● BRIEF A: Please copy the part of the EvoNorm diff that begins at the words "self.momentum = momentum" and stops after "self.reset_parameters()".
● BRIEF B: According to the EvoNorm diff, what will the change to the variables break?
● BRIEF C: Write the next part of the EvoNorm diff, picking up after its last line.

● PAGE EXCERPT:
= = = = = = =

Make evonorm variables 1d to match other PyTorch norm layers, will break weight compat for any existing use (likely minimal, easy to fix).

timm/models/layers/evo_norm.py

@@ -21,12 +21,10 @@ class EvoNormBatch2d(nn.Module):
         self.apply_act = apply_act  # apply activation (non-linearity)
         self.momentum = momentum
         self.eps = eps
-        param_shape = (1, num_features, 1, 1)
-        self.weight = nn.Parameter(torch.ones(param_shape), requires_grad=True)
-        self.bias = nn.Parameter(torch.zeros(param_shape), requires_grad=True)
-        if apply_act:
-            self.v = nn.Parameter(torch.ones(param_shape), requires_grad=True)
-        self.register_buffer('running_var', torch.ones(1, num_features, 1, 1))
+        self.weight = nn.Parameter(torch.ones(num_features), requires_grad=True)
+        self.bias = nn.Parameter(torch.zeros(num_features), requires_grad=True)
+        self.v = nn.Parameter(torch.ones(num_features), requires_grad=True) if apply_act else None
+        self.register_buffer('running_var', torch.ones(num_features))
         self.reset_parameters()
 
     def reset_parameters(self):
@@ -38,20 +36,21 @@ class EvoNormBatch2d(nn.Module):
     def forward(self, x):
         assert x.dim() == 4, 'expected 4D input'
         x_type = x.dtype
+        running_var = self.running_var.view(1, -1, 1, 1)
         if self.training:
             var = x.var(dim=(0, 2, 3), unbiased=False, keepdim=True)

= = = = = = =

● DATA LISTING:
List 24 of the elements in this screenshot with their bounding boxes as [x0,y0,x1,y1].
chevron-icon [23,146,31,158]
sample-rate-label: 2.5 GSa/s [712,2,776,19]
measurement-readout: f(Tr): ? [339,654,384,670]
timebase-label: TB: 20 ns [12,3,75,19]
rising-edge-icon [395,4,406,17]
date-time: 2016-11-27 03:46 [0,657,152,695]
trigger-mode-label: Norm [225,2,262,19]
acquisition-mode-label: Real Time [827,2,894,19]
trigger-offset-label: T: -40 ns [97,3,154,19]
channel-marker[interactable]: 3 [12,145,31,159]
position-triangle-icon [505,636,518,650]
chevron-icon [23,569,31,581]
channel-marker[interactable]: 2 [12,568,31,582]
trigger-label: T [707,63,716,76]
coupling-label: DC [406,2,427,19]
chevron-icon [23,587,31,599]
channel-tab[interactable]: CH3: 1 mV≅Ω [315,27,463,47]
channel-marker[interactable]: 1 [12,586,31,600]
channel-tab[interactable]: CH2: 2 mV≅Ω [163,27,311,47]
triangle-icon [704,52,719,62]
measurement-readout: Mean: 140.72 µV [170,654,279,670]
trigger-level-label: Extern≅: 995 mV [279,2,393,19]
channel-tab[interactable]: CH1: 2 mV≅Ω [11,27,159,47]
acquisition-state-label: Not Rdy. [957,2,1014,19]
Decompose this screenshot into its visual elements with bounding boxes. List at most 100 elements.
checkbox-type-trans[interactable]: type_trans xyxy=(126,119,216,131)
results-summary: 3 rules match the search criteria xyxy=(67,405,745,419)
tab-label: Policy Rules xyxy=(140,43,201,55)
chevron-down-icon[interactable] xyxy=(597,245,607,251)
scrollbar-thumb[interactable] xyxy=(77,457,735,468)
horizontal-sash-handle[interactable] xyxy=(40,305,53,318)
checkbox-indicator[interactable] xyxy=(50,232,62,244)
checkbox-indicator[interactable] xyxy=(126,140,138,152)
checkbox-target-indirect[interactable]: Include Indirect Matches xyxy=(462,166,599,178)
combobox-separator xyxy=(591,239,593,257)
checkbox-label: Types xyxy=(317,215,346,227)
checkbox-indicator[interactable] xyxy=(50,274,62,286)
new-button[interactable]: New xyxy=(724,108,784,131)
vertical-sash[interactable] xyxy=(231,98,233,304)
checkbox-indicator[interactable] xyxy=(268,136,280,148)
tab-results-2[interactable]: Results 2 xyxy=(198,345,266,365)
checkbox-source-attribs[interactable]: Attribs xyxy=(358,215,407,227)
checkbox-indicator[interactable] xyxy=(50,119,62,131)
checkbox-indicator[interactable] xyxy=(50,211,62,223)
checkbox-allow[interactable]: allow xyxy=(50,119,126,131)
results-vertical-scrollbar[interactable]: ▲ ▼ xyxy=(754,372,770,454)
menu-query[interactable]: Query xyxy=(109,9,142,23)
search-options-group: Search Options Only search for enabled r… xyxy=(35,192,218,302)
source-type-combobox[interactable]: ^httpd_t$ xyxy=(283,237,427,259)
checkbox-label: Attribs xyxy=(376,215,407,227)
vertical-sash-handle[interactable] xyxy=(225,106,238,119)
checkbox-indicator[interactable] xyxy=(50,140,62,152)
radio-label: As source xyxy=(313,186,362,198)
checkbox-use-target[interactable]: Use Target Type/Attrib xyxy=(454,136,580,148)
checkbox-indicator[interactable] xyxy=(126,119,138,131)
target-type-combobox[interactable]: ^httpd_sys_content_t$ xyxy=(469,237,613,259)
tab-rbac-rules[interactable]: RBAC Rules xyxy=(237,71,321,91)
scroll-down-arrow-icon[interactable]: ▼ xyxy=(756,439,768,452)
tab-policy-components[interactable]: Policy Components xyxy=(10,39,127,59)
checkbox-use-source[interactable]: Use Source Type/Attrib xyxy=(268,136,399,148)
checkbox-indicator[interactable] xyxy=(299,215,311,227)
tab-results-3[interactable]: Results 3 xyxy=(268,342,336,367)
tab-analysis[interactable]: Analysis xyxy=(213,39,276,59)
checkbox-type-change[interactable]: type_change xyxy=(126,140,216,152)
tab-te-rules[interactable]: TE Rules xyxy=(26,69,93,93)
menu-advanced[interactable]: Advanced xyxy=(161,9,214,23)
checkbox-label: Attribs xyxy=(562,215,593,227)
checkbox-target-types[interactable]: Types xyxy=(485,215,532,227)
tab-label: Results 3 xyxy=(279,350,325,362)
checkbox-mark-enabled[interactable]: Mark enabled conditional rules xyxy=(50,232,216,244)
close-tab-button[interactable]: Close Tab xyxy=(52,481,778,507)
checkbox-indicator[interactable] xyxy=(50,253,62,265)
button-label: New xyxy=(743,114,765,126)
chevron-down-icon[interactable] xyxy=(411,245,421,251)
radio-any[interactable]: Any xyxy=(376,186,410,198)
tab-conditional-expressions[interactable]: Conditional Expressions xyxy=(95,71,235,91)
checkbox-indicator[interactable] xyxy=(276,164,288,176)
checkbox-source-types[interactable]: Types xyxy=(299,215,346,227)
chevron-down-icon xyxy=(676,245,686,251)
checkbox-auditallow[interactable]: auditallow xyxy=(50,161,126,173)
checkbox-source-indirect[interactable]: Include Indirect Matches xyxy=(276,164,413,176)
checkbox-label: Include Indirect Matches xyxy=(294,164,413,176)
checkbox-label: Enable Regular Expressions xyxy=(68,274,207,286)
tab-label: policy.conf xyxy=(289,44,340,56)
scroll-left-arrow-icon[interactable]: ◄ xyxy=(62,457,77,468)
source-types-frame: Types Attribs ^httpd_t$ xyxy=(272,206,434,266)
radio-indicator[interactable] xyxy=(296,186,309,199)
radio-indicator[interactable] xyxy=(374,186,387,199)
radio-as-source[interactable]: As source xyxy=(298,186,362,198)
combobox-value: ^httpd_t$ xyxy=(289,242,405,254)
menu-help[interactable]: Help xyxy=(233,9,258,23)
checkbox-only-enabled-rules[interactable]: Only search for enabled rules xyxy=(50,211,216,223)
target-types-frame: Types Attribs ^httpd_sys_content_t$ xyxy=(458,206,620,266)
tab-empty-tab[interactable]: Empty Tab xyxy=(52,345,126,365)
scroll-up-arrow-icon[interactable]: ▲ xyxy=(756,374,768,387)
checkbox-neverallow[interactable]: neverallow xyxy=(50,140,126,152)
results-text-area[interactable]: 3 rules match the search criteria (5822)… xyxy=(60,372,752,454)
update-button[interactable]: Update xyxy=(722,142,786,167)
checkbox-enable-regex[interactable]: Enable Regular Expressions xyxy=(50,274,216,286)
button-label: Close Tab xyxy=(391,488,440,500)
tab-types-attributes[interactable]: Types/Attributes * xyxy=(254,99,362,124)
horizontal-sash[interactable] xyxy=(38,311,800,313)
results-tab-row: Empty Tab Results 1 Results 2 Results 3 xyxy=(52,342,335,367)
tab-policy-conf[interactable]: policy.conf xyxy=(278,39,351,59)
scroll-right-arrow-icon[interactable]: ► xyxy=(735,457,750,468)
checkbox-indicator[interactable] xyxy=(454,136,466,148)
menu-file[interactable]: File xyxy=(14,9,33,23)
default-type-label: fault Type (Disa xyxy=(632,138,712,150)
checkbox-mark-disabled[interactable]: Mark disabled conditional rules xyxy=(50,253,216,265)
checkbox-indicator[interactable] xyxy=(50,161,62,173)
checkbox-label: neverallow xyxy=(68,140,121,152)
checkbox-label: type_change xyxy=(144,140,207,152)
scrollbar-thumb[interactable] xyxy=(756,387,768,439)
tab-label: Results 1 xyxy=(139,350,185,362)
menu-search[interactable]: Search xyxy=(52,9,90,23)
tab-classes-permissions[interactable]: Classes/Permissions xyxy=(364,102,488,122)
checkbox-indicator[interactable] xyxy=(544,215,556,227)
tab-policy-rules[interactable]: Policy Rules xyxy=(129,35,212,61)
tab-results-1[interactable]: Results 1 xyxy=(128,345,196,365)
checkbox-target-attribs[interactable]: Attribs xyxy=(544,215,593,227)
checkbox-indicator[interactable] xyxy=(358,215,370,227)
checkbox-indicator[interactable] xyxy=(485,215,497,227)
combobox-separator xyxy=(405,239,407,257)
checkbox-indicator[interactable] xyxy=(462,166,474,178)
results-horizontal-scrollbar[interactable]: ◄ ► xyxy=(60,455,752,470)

= = = = = = =

● WRITTEN RESPONSE A:
self.momentum = momentum
         self.eps = eps
-        param_shape = (1, num_features, 1, 1)
-        self.weight = nn.Parameter(torch.ones(param_shape), requires_grad=True)
-        self.bias = nn.Parameter(torch.zeros(param_shape), requires_grad=True)
-        if apply_act:
-            self.v = nn.Parameter(torch.ones(param_shape), requires_grad=True)
-        self.register_buffer('running_var', torch.ones(1, num_features, 1, 1))
+        self.weight = nn.Parameter(torch.ones(num_features), requires_grad=True)
+        self.bias = nn.Parameter(torch.zeros(num_features), requires_grad=True)
+        self.v = nn.Parameter(torch.ones(num_features), requires_grad=True) if apply_act else None
+        self.register_buffer('running_var', torch.ones(num_features))
         self.reset_parameters()

● WRITTEN RESPONSE B: Weight compatibility for any existing use.

● WRITTEN RESPONSE C:
             n = x.numel() / x.shape[1]
-            self.running_var.copy_(
-                var.detach() * self.momentum * (n / (n - 1)) + self.running_var * (1 - self.momentum))
+            running_var = var.detach() * self.momentum * (n / (n - 1)) + running_var * (1 - self.momentum)
+            self.running_var.copy_(running_var.view(self.running_var.shape))
         else:
-            var = self.running_var
+            var = running_var
 
-        if self.apply_act:
-            v = self.v.to(dtype=x_type)
+        if self.v is not None:
+            v = self.v.to(dtype=x_type).reshape(1, -1, 1, 1)
             d = x * v + (x.var(dim=(2, 3), unbiased=False, keepdim=True) + self.eps).sqrt().to(dtype=x_type)
             d = d.max((var + self.eps).sqrt().to(dtype=x_type))
             x = x / d
-        return x * self.weight + self.bias
+        return x * self.weight.view(1, -1, 1, 1) + self.bias.view(1, -1, 1, 1)
 
 
 class EvoNormSample2d(nn.Module):
@@ -60,11 +59,9 @@ class EvoNormSample2d(nn.Module):
         self.apply_act = apply_act  # apply activation (non-linearity)
         self.groups = groups
         self.eps = eps
-        param_shape = (1, num_features, 1, 1)
-        self.weight = nn.Parameter(torch.ones(param_shape), requires_grad=True)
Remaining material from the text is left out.